* **Exercise directions**
Wherever a line holds the string "Somewhat", copy that line.
----------
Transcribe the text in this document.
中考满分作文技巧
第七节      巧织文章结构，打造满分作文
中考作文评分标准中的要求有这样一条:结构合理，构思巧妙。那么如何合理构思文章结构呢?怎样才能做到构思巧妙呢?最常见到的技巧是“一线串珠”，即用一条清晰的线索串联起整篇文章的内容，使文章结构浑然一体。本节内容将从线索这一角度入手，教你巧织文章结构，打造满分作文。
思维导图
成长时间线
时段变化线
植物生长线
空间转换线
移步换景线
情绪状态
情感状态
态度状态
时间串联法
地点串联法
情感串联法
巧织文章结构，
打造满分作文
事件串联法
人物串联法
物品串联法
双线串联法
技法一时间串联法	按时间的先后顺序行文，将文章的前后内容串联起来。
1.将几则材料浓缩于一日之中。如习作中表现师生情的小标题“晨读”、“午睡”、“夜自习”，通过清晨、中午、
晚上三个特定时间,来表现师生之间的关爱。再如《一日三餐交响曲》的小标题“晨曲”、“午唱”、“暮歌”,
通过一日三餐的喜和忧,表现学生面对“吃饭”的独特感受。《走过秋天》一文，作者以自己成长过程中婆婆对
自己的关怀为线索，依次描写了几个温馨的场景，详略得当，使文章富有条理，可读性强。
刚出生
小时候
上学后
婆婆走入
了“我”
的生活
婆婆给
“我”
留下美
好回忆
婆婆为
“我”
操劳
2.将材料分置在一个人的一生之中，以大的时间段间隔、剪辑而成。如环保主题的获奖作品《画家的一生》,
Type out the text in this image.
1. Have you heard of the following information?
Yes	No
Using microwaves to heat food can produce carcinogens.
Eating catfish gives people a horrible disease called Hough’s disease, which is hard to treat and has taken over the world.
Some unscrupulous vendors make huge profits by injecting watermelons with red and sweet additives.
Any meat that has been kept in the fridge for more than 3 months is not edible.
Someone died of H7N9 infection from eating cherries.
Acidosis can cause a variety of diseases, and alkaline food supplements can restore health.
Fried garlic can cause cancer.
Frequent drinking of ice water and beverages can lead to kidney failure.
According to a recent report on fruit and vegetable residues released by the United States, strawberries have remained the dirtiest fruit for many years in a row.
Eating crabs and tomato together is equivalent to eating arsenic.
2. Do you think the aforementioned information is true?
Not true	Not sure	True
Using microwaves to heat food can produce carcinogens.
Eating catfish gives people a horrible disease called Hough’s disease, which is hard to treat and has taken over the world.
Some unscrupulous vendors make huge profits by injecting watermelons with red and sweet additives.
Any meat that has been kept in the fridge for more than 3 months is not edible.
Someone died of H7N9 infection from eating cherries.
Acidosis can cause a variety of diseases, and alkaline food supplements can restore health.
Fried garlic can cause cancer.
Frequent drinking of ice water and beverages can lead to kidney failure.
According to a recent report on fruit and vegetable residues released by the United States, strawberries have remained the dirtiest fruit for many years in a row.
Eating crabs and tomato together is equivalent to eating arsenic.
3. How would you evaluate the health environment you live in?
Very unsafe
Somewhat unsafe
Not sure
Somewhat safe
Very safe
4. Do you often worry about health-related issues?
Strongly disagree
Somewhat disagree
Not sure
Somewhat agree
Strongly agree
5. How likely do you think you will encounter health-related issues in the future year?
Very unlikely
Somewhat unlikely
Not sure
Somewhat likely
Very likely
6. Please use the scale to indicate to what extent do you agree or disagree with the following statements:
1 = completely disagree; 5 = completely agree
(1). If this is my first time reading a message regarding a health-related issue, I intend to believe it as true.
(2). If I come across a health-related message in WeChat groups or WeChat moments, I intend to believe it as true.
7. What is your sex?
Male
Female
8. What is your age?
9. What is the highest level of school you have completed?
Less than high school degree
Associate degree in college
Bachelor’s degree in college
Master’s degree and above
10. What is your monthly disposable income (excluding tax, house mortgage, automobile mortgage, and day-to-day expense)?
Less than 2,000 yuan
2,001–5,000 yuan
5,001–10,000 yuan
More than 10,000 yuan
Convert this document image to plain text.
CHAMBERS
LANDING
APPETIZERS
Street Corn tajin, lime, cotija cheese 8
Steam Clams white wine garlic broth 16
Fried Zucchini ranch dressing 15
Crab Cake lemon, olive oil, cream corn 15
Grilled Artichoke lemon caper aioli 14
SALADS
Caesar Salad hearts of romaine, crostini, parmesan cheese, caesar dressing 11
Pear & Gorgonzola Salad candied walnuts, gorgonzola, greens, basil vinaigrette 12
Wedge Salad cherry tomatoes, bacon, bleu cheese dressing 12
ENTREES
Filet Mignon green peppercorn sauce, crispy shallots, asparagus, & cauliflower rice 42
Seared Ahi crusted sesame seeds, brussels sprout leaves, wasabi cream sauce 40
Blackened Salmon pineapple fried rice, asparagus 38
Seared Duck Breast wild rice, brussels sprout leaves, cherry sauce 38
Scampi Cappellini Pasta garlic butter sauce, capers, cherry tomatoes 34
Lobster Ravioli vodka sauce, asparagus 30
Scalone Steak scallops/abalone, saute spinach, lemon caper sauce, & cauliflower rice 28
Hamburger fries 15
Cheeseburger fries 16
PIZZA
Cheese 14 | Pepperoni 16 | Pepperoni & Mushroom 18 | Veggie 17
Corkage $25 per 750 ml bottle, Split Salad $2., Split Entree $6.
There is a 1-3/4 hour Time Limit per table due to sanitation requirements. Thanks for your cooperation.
----------
* **Exercise solution**
Somewhat unsafe
Somewhat safe
Somewhat disagree
Somewhat agree
Somewhat unlikely
Somewhat likely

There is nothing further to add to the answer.